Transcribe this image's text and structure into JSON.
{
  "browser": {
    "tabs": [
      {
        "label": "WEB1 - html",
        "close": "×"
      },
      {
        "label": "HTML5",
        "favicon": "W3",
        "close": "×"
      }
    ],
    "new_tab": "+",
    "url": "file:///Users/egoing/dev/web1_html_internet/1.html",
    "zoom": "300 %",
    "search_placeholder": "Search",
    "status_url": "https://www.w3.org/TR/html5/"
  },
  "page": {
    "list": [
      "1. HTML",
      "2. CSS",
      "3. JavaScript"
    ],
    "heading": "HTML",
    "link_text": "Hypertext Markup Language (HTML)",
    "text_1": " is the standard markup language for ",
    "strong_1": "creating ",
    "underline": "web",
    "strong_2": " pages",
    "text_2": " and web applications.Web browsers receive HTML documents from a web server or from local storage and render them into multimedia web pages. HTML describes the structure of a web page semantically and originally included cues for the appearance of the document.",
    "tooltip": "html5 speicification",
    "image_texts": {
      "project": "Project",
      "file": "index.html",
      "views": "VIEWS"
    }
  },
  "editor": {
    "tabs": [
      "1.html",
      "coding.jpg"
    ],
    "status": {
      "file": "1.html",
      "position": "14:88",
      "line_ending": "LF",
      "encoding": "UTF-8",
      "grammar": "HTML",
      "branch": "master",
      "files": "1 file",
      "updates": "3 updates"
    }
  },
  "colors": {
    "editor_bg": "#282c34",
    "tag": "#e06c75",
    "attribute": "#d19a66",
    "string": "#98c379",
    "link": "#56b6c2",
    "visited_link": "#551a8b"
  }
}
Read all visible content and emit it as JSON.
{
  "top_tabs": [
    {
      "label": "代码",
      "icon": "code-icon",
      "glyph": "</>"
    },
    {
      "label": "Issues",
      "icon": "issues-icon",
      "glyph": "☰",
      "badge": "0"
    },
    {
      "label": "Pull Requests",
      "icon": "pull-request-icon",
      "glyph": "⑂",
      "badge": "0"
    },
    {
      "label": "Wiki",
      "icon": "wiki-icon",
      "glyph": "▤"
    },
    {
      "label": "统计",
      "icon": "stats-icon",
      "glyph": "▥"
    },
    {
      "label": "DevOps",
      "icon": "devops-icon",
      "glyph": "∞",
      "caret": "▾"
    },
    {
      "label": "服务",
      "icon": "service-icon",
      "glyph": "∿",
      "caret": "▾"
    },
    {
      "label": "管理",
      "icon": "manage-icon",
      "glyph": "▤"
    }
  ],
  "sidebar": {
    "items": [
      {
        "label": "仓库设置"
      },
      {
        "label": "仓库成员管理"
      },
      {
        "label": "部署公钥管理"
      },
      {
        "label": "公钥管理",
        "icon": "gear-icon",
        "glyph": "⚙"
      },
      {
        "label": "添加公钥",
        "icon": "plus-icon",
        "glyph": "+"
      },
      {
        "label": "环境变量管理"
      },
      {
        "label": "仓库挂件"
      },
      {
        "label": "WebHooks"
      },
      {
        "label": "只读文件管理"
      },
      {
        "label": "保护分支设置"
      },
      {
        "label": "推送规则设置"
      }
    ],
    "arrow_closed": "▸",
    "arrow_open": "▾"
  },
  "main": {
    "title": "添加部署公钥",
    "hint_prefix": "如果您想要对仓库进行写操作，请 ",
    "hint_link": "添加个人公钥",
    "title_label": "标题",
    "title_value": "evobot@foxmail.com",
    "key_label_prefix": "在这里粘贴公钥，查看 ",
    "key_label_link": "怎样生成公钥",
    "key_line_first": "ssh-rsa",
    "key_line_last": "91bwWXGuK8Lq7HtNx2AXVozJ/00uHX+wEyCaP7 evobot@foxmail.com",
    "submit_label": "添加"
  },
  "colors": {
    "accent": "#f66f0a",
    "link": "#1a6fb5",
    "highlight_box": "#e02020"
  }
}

**The problem**: Write an exact transcription of every entry above.

**Solution to this exercise**:
Transcribe this image's text and structure into JSON.
{
  "browser": {
    "tabs": [
      {
        "label": "WEB1 - html",
        "close": "×"
      },
      {
        "label": "HTML5",
        "favicon": "W3",
        "close": "×"
      }
    ],
    "new_tab": "+",
    "url": "file:///Users/egoing/dev/web1_html_internet/1.html",
    "zoom": "300 %",
    "search_placeholder": "Search",
    "status_url": "https://www.w3.org/TR/html5/"
  },
  "page": {
    "list": [
      "1. HTML",
      "2. CSS",
      "3. JavaScript"
    ],
    "heading": "HTML",
    "link_text": "Hypertext Markup Language (HTML)",
    "text_1": " is the standard markup language for ",
    "strong_1": "creating ",
    "underline": "web",
    "strong_2": " pages",
    "text_2": " and web applications.Web browsers receive HTML documents from a web server or from local storage and render them into multimedia web pages. HTML describes the structure of a web page semantically and originally included cues for the appearance of the document.",
    "tooltip": "html5 speicification",
    "image_texts": {
      "project": "Project",
      "file": "index.html",
      "views": "VIEWS"
    }
  },
  "editor": {
    "tabs": [
      "1.html",
      "coding.jpg"
    ],
    "status": {
      "file": "1.html",
      "position": "14:88",
      "line_ending": "LF",
      "encoding": "UTF-8",
      "grammar": "HTML",
      "branch": "master",
      "files": "1 file",
      "updates": "3 updates"
    }
  },
  "colors": {
    "editor_bg": "#282c34",
    "tag": "#e06c75",
    "attribute": "#d19a66",
    "string": "#98c379",
    "link": "#56b6c2",
    "visited_link": "#551a8b"
  }
}
Read all visible content and emit it as JSON.
{
  "top_tabs": [
    {
      "label": "代码",
      "icon": "code-icon",
      "glyph": "</>"
    },
    {
      "label": "Issues",
      "icon": "issues-icon",
      "glyph": "☰",
      "badge": "0"
    },
    {
      "label": "Pull Requests",
      "icon": "pull-request-icon",
      "glyph": "⑂",
      "badge": "0"
    },
    {
      "label": "Wiki",
      "icon": "wiki-icon",
      "glyph": "▤"
    },
    {
      "label": "统计",
      "icon": "stats-icon",
      "glyph": "▥"
    },
    {
      "label": "DevOps",
      "icon": "devops-icon",
      "glyph": "∞",
      "caret": "▾"
    },
    {
      "label": "服务",
      "icon": "service-icon",
      "glyph": "∿",
      "caret": "▾"
    },
    {
      "label": "管理",
      "icon": "manage-icon",
      "glyph": "▤"
    }
  ],
  "sidebar": {
    "items": [
      {
        "label": "仓库设置"
      },
      {
        "label": "仓库成员管理"
      },
      {
        "label": "部署公钥管理"
      },
      {
        "label": "公钥管理",
        "icon": "gear-icon",
        "glyph": "⚙"
      },
      {
        "label": "添加公钥",
        "icon": "plus-icon",
        "glyph": "+"
      },
      {
        "label": "环境变量管理"
      },
      {
        "label": "仓库挂件"
      },
      {
        "label": "WebHooks"
      },
      {
        "label": "只读文件管理"
      },
      {
        "label": "保护分支设置"
      },
      {
        "label": "推送规则设置"
      }
    ],
    "arrow_closed": "▸",
    "arrow_open": "▾"
  },
  "main": {
    "title": "添加部署公钥",
    "hint_prefix": "如果您想要对仓库进行写操作，请 ",
    "hint_link": "添加个人公钥",
    "title_label": "标题",
    "title_value": "evobot@foxmail.com",
    "key_label_prefix": "在这里粘贴公钥，查看 ",
    "key_label_link": "怎样生成公钥",
    "key_line_first": "ssh-rsa",
    "key_line_last": "91bwWXGuK8Lq7HtNx2AXVozJ/00uHX+wEyCaP7 evobot@foxmail.com",
    "submit_label": "添加"
  },
  "colors": {
    "accent": "#f66f0a",
    "link": "#1a6fb5",
    "highlight_box": "#e02020"
  }
}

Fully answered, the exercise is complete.